◆ GOAL OF THE EXERCISE: Starting at the line containing "bing-logo (887, 997, 902, 1012)" and ending at the line containing "treemap-label: Meat/Poul... (476, 531, 624, 556)", write out those items again, swapping "treemap-label" for "tile-label" and leaving everything else unchanged.

Records from a data collection:
────────
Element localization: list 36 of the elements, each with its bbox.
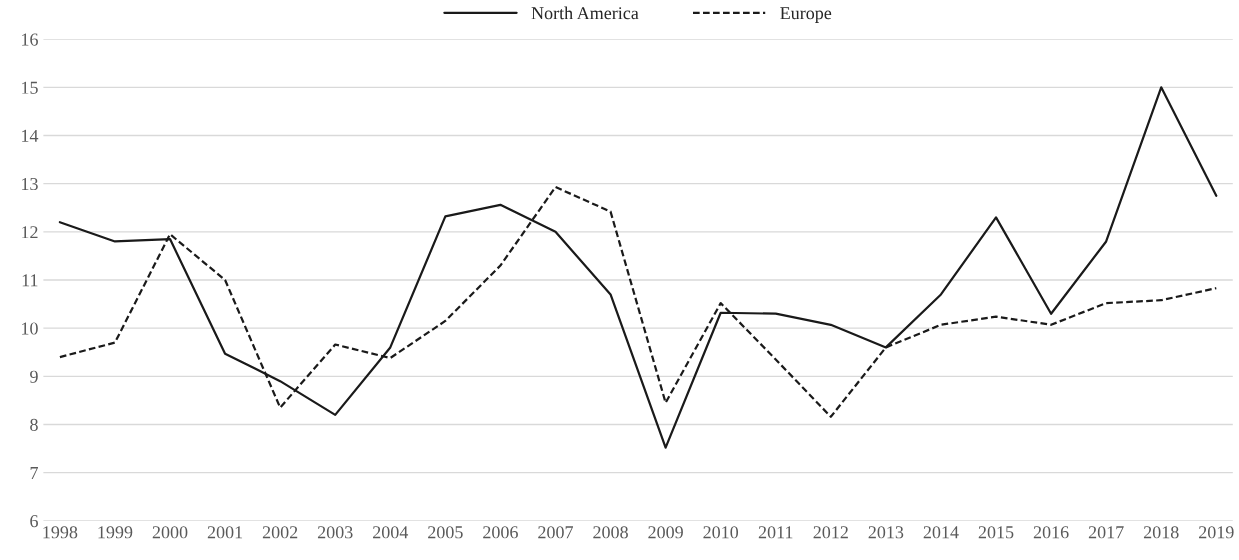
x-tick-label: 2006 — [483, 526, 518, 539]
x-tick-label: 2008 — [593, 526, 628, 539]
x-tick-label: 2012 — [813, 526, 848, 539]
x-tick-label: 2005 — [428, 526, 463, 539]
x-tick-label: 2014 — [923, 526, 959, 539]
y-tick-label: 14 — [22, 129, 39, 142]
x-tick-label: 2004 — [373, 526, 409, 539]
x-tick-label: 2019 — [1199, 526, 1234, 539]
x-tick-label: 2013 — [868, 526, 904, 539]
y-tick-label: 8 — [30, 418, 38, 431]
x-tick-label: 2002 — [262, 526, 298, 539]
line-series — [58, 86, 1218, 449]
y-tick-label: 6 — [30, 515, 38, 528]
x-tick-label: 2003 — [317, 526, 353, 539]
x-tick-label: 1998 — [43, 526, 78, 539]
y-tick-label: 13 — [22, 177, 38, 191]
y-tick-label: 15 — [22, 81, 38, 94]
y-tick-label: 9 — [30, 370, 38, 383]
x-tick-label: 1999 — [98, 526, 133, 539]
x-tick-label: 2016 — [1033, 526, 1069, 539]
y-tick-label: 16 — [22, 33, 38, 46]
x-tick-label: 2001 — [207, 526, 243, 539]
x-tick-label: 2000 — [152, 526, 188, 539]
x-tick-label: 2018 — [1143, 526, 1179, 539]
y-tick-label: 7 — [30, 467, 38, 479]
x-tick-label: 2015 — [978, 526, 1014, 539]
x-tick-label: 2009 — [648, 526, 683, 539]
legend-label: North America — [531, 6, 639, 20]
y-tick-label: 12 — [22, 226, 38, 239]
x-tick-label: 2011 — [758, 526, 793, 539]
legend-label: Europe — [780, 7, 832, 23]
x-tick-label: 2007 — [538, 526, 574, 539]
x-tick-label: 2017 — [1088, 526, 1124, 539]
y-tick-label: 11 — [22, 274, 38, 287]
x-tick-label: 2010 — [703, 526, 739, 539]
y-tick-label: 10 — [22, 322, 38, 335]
────────
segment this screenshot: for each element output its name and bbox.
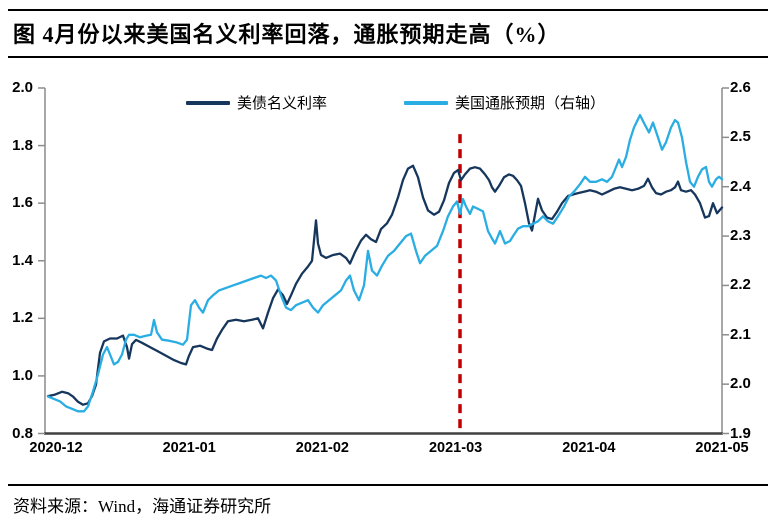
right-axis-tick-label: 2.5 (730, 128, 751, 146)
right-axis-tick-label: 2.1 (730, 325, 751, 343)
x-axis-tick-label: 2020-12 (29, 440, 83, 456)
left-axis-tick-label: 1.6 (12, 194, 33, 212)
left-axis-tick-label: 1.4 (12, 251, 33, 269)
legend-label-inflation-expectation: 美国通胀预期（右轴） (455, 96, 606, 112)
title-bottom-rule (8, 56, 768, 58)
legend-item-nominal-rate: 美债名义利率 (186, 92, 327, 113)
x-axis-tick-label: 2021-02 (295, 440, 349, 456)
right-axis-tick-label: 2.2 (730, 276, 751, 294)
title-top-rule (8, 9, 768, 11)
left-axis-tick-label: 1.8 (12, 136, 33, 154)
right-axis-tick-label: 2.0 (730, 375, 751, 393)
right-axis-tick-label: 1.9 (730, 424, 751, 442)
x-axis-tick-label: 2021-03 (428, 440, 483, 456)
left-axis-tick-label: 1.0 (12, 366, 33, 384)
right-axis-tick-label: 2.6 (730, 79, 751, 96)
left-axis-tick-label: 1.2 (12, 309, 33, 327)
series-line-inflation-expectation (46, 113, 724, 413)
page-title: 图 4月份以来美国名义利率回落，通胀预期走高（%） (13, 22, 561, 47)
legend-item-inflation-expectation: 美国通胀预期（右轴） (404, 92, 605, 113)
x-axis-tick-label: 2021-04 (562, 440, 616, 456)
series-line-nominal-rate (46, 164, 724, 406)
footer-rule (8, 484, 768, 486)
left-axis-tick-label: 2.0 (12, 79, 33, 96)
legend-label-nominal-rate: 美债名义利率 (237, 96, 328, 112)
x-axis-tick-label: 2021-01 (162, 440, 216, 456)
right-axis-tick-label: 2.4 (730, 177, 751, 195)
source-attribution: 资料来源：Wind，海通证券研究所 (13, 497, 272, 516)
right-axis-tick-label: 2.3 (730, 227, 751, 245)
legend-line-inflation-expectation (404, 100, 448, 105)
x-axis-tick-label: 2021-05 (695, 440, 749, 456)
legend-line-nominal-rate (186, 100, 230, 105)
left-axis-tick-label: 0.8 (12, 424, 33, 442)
────────
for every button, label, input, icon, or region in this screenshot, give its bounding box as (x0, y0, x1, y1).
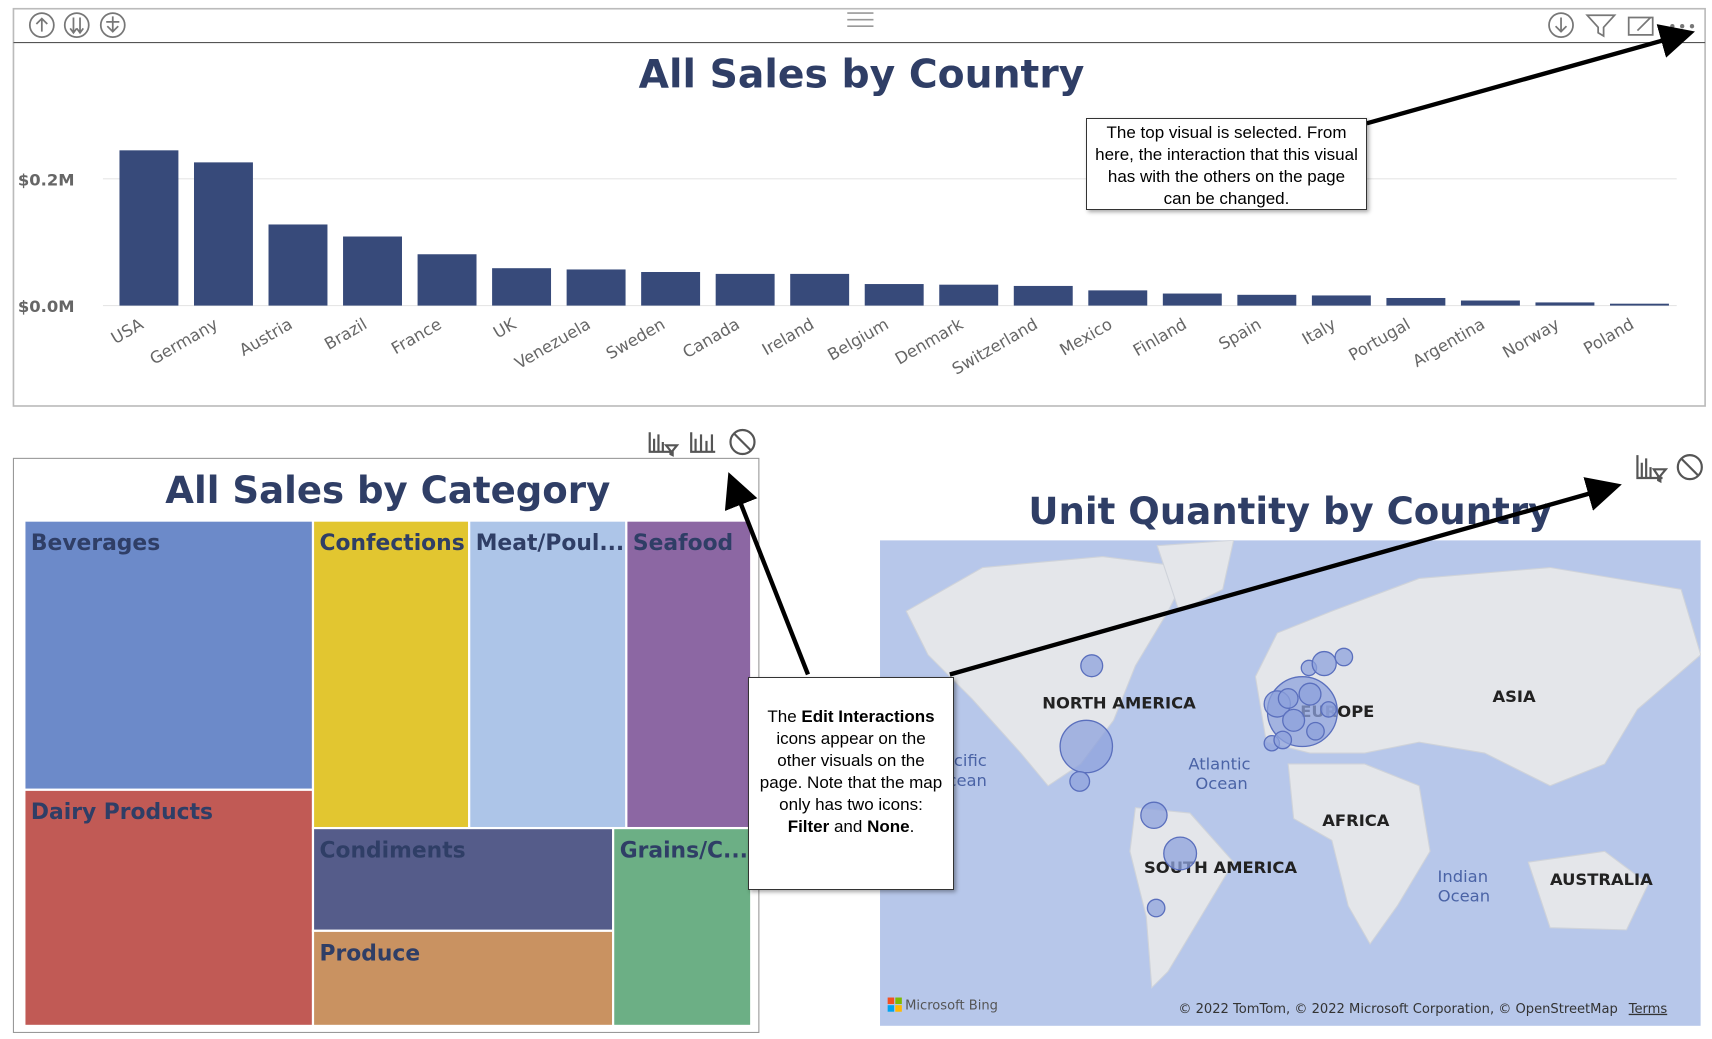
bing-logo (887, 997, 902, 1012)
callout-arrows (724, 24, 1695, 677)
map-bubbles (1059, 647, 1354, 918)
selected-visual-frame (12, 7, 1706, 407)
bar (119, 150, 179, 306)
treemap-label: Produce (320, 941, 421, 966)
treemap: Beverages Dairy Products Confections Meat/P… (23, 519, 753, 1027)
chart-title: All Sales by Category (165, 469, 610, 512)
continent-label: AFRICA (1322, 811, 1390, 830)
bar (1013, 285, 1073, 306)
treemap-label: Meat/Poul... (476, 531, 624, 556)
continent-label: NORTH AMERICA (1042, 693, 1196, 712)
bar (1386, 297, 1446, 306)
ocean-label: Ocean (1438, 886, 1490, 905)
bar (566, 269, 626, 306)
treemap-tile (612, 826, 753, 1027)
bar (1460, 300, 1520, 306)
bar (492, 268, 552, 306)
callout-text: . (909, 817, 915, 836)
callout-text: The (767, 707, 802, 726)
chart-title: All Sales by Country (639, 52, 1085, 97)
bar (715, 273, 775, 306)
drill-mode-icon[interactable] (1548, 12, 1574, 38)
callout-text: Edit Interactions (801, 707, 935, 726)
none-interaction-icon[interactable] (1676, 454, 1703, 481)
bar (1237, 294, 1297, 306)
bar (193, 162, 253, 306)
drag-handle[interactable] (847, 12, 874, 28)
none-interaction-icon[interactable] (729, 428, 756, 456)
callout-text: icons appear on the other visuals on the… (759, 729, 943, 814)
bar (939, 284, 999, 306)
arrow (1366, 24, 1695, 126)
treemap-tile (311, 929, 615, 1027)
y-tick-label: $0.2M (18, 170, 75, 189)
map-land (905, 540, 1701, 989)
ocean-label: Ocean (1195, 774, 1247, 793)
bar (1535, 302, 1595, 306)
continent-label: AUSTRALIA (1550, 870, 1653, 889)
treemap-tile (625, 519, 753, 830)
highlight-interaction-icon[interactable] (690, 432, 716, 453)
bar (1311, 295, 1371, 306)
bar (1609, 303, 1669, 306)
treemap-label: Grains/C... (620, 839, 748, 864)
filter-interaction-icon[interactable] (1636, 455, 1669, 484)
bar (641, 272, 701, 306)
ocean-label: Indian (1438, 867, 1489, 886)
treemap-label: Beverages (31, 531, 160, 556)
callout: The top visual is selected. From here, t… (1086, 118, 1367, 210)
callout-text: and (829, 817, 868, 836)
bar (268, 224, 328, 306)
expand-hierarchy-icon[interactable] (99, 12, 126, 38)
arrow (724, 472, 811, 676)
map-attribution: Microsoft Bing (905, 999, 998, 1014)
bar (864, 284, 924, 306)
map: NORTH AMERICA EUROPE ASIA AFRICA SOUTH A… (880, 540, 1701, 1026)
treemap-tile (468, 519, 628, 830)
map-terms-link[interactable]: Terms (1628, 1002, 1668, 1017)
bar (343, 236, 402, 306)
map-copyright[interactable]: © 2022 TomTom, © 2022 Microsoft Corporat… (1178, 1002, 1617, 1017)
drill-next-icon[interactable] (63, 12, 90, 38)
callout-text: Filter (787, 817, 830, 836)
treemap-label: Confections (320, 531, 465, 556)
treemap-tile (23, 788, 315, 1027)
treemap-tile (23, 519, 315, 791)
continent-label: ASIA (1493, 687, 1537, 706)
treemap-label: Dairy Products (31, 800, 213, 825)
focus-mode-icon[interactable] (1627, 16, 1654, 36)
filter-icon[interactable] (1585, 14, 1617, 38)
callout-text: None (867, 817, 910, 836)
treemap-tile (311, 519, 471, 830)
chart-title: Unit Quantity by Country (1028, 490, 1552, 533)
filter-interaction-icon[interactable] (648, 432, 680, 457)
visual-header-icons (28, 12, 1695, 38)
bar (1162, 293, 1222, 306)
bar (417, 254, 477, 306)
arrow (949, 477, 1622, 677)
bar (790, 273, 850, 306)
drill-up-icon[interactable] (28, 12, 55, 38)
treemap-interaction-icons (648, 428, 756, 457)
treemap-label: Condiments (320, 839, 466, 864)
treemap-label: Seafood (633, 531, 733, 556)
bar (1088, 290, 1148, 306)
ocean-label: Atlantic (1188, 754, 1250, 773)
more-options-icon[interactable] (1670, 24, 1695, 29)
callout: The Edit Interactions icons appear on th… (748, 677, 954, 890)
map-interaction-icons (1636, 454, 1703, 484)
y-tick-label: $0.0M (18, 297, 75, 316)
────────
◆ ANSWER IN FULL:
bing-logo (887, 997, 902, 1012)
callout-arrows (724, 24, 1695, 677)
map-bubbles (1059, 647, 1354, 918)
selected-visual-frame (12, 7, 1706, 407)
bar (119, 150, 179, 306)
tile-label: Produce (320, 941, 421, 966)
treemap: Beverages Dairy Products Confections Meat/P… (23, 519, 753, 1027)
chart-title: All Sales by Category (165, 469, 610, 512)
continent-label: AFRICA (1322, 811, 1390, 830)
bar (1013, 285, 1073, 306)
tile-label: Meat/Poul... (476, 531, 624, 556)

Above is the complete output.